Find the lines in these entries that include the word "menor" and state how many there are, with no other words.

Stored items
********

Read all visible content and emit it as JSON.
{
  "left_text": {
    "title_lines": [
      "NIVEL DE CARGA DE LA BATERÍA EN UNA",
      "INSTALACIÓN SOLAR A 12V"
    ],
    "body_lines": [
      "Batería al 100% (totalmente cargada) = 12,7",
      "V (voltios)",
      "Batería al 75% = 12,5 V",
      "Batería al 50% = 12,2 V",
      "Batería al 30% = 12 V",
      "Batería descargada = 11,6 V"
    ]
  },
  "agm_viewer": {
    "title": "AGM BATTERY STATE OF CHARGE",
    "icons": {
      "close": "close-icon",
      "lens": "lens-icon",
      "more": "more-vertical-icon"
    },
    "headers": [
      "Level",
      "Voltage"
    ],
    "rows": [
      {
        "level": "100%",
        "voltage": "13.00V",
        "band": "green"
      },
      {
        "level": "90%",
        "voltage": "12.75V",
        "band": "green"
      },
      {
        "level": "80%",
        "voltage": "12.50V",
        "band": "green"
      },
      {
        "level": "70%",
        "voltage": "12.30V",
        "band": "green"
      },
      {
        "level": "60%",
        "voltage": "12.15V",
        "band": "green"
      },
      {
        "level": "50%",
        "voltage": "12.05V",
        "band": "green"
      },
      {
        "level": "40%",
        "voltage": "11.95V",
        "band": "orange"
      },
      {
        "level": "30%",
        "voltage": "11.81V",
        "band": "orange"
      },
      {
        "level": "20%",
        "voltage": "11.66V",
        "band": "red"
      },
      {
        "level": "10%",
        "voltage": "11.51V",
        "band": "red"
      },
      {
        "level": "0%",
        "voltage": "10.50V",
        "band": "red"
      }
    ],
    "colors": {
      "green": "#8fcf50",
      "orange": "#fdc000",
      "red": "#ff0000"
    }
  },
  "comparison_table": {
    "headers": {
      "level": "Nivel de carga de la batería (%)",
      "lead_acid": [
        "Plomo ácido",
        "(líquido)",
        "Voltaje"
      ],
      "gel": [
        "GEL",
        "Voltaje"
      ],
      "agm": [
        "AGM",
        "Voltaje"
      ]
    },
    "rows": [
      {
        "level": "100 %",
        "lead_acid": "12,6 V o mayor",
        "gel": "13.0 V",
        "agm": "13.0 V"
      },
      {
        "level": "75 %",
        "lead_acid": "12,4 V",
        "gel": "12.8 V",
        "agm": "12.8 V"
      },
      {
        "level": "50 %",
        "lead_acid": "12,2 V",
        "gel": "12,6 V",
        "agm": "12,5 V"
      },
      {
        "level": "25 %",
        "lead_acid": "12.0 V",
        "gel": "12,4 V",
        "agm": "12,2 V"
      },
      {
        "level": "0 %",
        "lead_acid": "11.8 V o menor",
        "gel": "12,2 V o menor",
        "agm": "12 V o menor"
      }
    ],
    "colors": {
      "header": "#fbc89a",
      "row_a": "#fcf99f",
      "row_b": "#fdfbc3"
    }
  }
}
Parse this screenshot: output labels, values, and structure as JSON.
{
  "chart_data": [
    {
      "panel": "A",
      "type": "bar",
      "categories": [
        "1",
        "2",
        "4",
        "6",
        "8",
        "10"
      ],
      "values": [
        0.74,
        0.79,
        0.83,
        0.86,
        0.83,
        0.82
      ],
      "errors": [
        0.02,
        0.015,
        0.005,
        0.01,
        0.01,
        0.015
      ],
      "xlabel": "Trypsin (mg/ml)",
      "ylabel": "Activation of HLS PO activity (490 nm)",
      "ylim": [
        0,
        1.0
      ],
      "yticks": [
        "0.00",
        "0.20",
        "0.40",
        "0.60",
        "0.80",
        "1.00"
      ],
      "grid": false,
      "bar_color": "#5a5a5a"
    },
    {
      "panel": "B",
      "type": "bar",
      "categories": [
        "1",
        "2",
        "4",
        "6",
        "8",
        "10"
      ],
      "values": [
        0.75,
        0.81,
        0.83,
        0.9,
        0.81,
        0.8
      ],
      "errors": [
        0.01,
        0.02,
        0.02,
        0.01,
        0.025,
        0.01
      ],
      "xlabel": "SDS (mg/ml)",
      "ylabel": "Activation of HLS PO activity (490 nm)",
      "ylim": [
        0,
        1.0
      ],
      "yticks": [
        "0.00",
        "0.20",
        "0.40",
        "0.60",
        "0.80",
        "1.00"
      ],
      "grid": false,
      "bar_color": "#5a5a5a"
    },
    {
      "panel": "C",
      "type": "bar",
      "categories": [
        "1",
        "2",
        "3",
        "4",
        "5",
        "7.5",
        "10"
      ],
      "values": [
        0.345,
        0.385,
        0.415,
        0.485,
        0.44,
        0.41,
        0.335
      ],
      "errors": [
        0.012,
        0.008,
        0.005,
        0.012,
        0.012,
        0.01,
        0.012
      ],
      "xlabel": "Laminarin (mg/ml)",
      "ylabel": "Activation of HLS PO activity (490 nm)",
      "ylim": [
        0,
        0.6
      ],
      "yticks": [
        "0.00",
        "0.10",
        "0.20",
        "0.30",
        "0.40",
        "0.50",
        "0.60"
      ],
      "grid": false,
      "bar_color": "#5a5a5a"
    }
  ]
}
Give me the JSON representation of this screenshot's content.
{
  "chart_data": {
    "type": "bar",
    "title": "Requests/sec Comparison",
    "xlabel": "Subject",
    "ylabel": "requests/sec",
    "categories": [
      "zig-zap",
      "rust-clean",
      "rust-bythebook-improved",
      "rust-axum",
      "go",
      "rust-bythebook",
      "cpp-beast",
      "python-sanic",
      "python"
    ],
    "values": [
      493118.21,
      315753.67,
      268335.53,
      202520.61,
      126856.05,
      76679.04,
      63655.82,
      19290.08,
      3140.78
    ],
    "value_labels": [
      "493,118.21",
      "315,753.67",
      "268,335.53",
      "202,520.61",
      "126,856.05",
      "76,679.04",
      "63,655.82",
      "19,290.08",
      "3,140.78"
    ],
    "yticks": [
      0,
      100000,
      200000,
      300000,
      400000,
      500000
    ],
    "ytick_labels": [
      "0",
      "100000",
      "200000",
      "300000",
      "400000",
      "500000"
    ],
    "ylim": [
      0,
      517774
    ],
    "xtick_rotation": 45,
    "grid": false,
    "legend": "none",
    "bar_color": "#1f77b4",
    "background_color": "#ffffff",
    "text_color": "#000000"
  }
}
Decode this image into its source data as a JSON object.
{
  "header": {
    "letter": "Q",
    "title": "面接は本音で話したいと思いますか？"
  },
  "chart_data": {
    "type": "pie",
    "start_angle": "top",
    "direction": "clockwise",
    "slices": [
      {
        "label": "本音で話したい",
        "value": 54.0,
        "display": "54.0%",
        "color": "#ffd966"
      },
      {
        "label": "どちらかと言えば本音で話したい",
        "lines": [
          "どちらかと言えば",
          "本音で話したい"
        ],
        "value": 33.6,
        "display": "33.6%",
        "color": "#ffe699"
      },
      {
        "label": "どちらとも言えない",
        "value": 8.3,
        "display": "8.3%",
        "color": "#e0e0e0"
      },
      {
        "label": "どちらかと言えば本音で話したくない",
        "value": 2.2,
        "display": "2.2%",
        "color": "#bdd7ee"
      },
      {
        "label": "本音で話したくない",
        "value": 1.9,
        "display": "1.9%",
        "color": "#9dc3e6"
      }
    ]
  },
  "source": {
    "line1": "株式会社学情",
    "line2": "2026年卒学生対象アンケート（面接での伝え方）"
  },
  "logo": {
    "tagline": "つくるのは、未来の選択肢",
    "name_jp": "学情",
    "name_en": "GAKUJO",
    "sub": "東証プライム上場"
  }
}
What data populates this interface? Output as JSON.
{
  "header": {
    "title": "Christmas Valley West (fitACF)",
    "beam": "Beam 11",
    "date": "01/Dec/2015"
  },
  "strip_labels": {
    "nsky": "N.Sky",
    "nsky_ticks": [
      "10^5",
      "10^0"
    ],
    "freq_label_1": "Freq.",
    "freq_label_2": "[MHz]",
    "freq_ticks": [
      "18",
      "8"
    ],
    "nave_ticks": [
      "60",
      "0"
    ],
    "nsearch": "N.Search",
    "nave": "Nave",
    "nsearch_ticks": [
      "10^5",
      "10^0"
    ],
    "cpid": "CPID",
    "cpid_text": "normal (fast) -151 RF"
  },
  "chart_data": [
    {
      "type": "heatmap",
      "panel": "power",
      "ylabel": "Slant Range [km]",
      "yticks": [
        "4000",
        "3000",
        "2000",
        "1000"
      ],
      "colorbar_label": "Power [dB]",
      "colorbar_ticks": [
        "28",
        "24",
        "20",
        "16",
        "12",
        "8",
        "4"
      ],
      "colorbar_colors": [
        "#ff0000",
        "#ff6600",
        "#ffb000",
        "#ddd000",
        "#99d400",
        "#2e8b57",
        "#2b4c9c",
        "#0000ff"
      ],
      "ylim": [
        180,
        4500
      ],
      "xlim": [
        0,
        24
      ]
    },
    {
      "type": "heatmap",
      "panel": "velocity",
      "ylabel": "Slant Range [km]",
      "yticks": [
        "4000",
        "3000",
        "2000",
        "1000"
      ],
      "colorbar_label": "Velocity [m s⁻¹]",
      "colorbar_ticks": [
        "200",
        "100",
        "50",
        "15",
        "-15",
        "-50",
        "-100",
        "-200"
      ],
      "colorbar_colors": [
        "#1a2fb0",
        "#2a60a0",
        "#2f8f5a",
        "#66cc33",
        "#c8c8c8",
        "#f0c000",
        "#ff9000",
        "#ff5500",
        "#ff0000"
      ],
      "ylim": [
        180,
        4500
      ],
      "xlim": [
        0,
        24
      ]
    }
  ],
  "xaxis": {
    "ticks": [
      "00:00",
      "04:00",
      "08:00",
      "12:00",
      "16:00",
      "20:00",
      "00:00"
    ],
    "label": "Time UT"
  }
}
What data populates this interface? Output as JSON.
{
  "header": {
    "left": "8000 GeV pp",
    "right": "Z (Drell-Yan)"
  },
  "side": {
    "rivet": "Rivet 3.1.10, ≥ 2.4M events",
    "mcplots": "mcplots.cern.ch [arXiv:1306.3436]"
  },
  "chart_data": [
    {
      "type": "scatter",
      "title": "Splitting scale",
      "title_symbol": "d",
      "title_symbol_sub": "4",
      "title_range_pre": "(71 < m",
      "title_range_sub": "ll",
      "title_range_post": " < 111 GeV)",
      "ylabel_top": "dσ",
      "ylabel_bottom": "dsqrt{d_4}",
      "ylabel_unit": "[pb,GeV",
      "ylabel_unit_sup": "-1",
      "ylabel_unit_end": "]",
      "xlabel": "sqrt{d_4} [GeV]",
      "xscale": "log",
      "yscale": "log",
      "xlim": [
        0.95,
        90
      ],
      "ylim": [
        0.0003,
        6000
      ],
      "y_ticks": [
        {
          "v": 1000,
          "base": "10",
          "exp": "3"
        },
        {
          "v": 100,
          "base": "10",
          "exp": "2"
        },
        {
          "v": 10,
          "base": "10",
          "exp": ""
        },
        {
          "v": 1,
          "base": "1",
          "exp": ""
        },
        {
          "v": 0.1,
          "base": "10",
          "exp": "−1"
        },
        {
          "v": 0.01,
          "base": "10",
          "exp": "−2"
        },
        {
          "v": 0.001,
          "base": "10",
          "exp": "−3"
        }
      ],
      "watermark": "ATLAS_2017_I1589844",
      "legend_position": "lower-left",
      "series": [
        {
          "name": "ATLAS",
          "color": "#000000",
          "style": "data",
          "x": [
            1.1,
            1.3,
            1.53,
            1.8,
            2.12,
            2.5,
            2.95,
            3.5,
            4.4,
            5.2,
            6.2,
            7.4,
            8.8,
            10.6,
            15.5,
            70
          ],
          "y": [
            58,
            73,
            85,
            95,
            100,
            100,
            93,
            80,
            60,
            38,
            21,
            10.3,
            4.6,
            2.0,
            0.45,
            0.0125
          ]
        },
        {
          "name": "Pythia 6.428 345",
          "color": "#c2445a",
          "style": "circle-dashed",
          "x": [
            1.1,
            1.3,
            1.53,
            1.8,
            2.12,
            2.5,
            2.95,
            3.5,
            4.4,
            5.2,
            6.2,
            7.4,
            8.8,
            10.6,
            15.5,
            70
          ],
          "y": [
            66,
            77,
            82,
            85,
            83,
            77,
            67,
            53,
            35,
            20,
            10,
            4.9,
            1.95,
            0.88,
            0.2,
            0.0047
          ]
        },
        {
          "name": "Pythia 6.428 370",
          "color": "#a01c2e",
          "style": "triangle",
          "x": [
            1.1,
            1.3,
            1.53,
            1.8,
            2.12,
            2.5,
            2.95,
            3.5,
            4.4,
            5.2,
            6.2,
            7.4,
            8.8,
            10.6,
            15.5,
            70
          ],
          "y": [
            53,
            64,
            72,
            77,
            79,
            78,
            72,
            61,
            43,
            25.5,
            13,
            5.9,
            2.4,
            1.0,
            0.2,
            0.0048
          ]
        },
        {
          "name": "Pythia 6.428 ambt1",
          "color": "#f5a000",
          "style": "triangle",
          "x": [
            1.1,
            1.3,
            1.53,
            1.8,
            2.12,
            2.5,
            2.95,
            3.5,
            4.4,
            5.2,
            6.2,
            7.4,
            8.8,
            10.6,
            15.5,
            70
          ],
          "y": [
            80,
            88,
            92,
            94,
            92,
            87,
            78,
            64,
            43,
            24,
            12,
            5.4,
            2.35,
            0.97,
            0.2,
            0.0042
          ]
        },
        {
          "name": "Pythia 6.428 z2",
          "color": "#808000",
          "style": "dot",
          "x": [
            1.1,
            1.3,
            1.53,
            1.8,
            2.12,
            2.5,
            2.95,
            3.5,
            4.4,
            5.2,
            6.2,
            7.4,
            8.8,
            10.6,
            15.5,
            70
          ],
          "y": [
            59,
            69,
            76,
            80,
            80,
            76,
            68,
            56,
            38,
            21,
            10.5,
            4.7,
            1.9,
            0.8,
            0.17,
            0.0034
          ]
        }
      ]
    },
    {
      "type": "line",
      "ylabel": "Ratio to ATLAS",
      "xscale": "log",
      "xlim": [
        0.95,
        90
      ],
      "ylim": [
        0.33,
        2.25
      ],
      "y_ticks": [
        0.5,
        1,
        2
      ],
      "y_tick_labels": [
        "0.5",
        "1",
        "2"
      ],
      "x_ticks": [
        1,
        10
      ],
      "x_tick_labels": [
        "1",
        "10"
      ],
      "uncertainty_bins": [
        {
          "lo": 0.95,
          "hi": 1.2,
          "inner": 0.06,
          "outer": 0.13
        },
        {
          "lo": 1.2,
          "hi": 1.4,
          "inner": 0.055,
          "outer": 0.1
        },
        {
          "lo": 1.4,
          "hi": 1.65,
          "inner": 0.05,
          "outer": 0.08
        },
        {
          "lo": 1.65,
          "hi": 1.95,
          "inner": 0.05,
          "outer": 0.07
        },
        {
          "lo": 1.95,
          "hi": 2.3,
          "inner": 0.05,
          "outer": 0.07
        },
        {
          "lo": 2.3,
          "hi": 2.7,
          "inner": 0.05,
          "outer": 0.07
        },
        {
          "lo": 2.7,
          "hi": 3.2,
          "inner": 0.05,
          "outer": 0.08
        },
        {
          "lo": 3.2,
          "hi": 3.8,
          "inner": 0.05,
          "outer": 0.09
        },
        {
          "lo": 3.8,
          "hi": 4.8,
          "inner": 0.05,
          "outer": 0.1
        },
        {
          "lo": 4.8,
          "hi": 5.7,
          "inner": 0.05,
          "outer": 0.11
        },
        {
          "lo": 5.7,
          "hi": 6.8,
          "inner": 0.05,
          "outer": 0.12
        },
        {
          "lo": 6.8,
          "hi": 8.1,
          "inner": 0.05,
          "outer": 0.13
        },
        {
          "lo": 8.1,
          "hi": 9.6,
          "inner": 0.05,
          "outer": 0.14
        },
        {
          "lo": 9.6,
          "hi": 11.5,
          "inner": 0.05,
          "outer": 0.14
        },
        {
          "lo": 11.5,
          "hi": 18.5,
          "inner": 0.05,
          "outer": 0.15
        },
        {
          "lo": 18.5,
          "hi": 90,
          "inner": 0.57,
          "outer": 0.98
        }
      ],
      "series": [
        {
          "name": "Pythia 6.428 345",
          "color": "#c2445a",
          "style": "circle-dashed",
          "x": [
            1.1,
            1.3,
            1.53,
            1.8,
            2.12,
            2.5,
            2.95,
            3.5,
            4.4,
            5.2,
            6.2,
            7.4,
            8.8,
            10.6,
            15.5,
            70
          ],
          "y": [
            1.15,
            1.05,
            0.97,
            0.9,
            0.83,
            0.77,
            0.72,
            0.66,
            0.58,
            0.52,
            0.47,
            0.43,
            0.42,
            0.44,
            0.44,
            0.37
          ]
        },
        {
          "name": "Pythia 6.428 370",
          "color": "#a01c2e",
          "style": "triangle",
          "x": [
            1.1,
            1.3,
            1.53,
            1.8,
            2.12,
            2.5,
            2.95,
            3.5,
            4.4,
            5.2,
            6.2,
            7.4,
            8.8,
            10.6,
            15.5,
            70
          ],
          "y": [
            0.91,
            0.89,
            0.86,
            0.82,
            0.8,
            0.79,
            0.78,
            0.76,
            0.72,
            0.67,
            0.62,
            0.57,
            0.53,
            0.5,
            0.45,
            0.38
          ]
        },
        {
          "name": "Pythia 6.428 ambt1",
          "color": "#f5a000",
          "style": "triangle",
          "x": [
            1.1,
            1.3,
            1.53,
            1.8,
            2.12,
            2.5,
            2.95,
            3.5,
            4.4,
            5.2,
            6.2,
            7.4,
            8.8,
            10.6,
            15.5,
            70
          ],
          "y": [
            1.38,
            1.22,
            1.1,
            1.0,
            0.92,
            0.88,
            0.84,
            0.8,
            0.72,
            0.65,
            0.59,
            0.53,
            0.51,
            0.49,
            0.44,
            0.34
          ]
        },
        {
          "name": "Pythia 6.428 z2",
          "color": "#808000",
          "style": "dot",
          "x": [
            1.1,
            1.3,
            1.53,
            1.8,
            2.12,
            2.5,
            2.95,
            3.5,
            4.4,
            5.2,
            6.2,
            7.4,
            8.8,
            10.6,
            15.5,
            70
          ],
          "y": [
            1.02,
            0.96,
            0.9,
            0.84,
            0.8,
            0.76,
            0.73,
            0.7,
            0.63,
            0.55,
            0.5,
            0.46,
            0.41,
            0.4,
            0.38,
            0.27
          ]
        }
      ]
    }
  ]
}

********

EXERCISE RESULT – 3